> _Task material_:
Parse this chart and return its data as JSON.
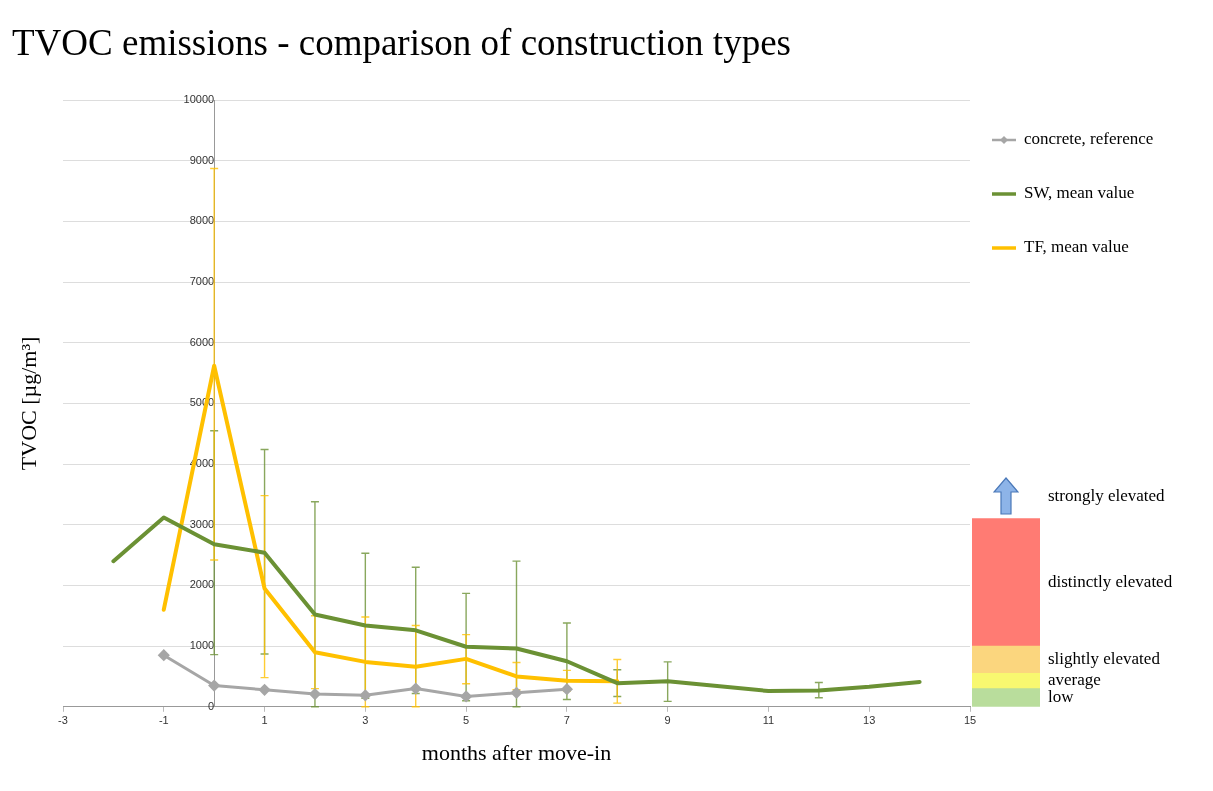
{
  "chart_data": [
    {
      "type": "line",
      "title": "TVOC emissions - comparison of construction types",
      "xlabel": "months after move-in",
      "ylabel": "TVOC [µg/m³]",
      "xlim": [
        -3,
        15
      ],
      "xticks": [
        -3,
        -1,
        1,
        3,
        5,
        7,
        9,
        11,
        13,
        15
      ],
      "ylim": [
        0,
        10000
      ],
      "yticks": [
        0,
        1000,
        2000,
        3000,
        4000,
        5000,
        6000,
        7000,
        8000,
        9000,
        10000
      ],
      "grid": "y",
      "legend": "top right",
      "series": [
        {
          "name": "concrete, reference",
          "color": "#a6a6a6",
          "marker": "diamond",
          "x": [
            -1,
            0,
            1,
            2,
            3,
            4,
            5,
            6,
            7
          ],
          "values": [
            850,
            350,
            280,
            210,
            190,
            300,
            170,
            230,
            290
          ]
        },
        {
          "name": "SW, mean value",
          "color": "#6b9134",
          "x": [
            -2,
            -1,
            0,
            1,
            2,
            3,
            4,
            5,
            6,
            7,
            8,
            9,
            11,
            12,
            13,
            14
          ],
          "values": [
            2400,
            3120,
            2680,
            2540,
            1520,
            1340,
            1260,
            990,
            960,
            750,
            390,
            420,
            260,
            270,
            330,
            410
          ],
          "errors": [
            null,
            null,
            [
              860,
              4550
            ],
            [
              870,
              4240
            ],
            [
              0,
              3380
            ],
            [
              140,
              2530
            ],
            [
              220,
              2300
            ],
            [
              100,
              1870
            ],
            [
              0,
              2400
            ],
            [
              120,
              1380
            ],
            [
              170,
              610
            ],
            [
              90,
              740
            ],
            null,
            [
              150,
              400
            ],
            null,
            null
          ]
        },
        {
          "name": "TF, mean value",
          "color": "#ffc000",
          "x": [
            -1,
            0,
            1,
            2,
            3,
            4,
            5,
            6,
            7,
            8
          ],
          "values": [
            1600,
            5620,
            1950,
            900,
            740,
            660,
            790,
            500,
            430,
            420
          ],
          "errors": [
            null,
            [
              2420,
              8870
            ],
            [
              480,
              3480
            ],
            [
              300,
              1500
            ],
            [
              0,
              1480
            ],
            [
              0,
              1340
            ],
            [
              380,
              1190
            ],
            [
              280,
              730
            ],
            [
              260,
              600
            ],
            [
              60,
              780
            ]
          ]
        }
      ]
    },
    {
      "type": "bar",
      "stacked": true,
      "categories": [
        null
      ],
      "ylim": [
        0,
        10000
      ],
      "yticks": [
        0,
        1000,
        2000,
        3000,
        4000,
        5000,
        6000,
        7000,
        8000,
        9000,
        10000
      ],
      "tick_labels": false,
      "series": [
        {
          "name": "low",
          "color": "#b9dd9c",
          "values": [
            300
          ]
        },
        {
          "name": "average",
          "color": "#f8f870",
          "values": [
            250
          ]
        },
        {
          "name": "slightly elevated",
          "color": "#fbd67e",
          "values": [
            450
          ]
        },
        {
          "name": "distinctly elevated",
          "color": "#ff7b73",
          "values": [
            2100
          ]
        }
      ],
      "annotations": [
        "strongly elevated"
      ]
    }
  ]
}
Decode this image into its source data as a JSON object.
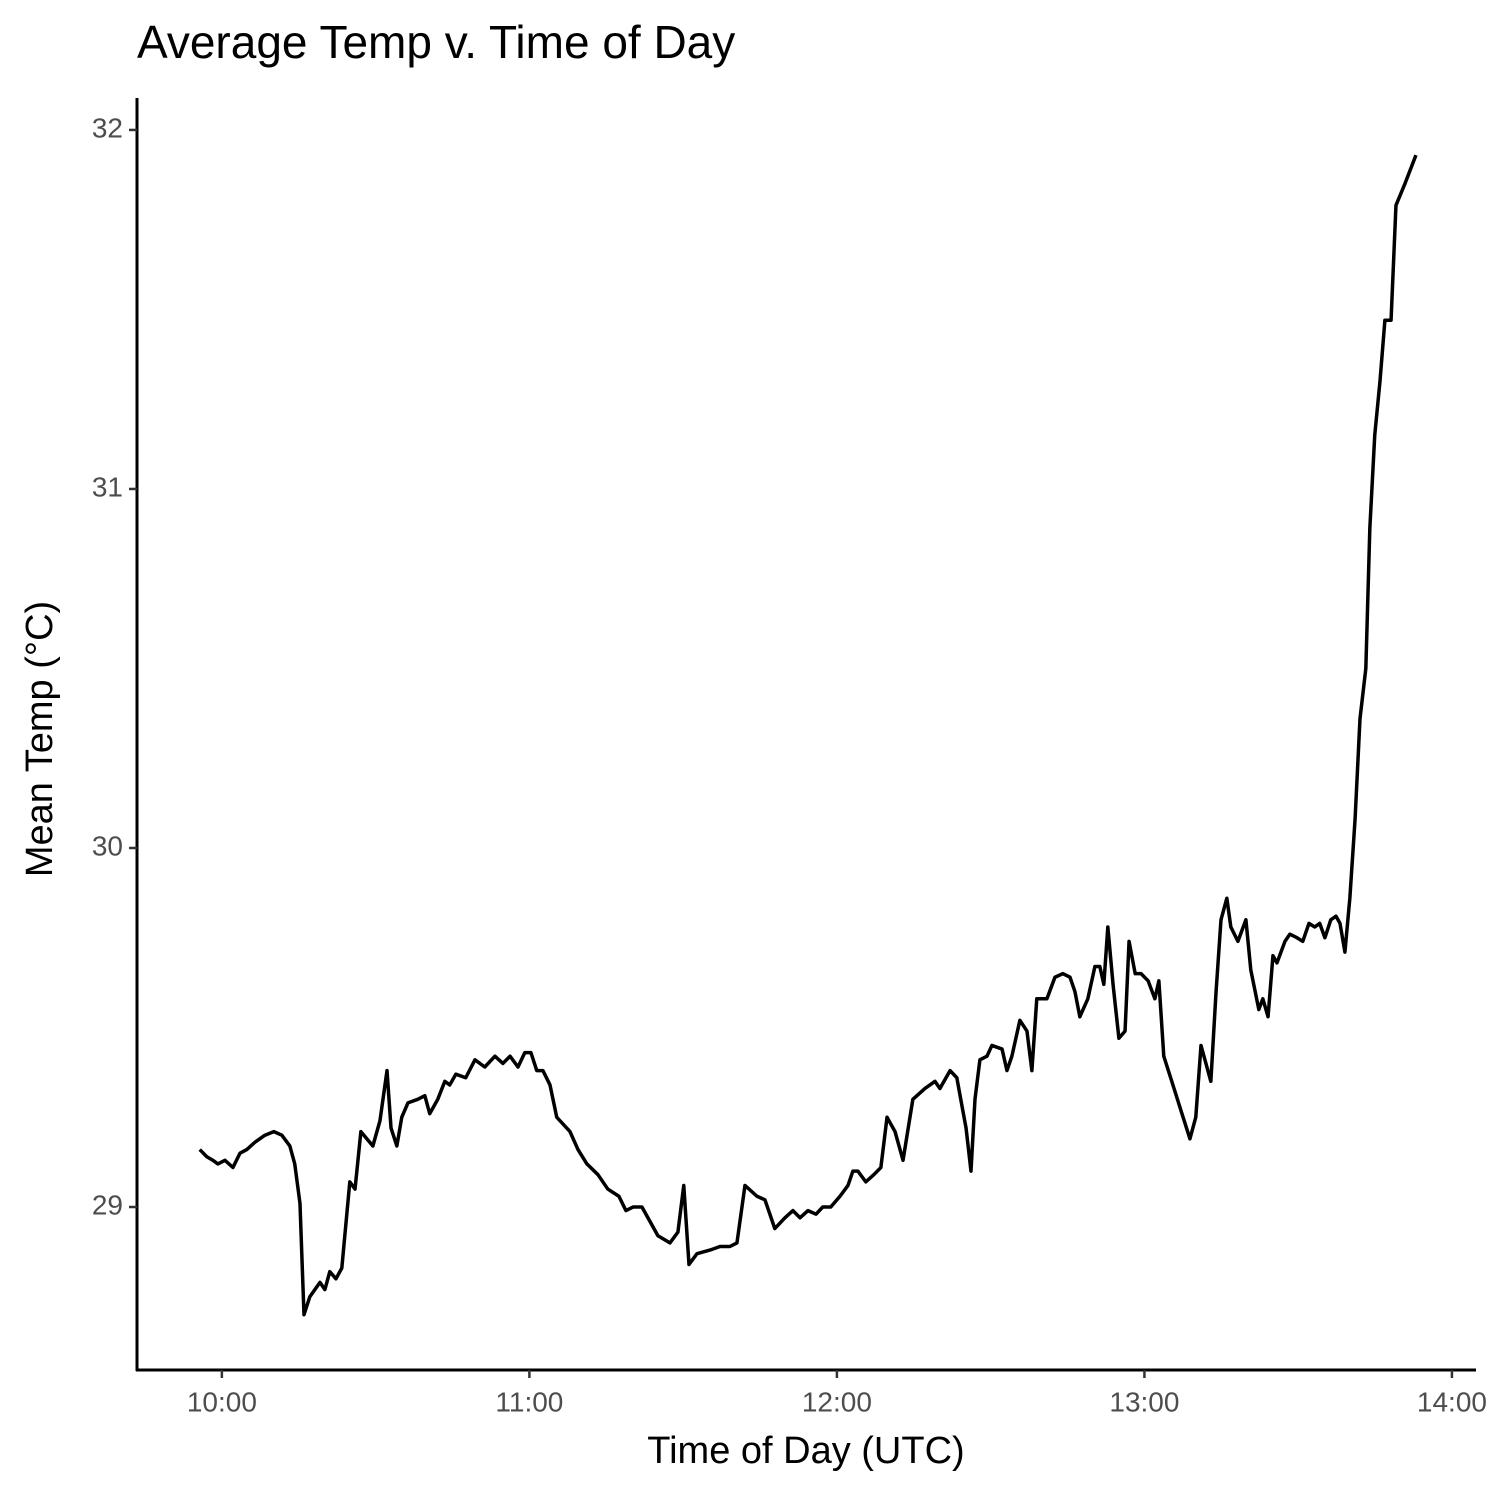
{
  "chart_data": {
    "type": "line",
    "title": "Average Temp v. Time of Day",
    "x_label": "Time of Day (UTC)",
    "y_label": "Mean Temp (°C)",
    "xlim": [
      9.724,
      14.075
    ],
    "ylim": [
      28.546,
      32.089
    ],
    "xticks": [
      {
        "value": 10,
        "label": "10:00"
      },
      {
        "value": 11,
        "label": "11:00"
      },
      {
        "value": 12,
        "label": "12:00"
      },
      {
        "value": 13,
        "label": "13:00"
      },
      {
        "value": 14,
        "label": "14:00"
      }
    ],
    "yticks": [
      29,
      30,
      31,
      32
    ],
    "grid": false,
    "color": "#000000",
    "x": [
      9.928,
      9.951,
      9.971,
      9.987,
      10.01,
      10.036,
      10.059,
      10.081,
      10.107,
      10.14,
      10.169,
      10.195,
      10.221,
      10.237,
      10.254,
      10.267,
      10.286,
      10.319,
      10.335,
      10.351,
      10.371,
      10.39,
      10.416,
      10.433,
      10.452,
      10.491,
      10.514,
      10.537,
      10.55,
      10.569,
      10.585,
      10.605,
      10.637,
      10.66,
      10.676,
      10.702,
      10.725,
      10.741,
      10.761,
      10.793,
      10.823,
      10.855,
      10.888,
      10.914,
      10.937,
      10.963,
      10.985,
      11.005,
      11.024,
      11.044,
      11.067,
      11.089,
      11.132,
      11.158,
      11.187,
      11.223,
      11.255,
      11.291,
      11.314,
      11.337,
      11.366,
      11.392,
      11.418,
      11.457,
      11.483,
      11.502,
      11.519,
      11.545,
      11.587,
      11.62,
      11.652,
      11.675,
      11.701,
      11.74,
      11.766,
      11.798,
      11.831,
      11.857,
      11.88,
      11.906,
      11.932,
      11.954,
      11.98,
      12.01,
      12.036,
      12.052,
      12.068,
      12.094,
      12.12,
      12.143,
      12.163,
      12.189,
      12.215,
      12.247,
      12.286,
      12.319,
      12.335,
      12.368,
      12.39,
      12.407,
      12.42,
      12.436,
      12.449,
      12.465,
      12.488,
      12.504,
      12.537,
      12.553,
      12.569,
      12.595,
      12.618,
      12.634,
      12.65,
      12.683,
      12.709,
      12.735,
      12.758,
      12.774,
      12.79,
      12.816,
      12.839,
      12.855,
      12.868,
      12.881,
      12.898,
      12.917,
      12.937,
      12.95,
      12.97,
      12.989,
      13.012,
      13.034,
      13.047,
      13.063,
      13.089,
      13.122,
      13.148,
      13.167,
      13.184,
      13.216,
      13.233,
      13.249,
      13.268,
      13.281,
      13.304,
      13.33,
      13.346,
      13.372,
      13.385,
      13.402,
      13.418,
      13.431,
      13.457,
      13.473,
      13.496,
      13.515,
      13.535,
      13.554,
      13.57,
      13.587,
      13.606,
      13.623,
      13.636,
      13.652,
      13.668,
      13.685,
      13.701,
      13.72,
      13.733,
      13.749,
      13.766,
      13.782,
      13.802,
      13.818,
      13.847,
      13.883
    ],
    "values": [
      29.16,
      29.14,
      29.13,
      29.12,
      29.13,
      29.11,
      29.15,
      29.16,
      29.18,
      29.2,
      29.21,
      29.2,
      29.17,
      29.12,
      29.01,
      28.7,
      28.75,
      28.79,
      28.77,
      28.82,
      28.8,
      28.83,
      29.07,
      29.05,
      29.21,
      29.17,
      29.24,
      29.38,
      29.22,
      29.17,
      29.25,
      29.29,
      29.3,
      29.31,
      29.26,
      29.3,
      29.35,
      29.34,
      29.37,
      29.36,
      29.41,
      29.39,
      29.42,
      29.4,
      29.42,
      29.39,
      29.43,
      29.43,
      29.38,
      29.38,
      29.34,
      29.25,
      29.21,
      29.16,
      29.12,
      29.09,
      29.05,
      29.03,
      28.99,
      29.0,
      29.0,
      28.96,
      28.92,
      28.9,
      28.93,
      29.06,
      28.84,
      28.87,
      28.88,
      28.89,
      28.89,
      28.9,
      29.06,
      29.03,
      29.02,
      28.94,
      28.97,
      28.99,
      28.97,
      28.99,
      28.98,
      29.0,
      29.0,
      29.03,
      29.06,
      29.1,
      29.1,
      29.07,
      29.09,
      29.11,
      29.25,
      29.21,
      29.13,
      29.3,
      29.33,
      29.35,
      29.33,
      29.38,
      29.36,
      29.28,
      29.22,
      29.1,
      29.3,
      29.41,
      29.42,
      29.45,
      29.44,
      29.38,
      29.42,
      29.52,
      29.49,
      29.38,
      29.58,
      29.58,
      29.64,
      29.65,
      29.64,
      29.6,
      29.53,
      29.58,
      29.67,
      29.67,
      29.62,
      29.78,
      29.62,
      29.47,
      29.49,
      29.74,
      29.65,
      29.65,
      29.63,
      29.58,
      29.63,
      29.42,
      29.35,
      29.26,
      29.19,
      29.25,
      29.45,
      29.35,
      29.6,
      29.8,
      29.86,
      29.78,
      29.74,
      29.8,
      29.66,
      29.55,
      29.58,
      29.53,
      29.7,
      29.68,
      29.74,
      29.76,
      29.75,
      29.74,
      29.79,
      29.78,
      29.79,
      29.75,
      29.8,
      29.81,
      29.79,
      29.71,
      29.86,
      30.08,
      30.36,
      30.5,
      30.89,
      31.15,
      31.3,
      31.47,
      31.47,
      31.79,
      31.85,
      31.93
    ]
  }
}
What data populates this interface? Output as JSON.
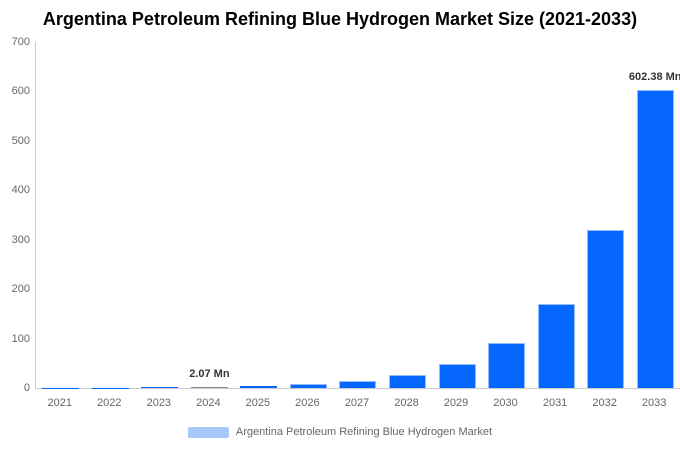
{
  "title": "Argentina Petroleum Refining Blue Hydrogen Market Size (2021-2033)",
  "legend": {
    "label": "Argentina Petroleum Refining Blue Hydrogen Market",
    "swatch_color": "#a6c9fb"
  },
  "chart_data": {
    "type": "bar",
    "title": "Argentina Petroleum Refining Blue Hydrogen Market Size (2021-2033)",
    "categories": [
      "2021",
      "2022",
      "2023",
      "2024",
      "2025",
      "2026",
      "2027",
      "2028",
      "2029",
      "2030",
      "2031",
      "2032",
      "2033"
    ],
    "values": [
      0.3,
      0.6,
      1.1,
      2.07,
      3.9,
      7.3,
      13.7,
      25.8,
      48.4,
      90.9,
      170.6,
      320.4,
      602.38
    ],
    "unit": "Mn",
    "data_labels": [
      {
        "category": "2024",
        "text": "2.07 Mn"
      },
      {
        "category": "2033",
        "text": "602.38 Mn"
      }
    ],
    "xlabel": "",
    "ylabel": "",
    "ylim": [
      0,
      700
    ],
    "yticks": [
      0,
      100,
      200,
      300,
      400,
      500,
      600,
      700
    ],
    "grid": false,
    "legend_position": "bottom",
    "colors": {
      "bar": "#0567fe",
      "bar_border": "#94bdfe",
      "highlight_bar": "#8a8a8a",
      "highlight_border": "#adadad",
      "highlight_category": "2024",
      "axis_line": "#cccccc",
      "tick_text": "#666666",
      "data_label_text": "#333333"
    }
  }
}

> _Job_: Search the data for "Temp". Copy every matching line.

> _Full solution_:
    "title": "Average Temp v. Time of Day",
    "y_label": "Mean Temp (°C)",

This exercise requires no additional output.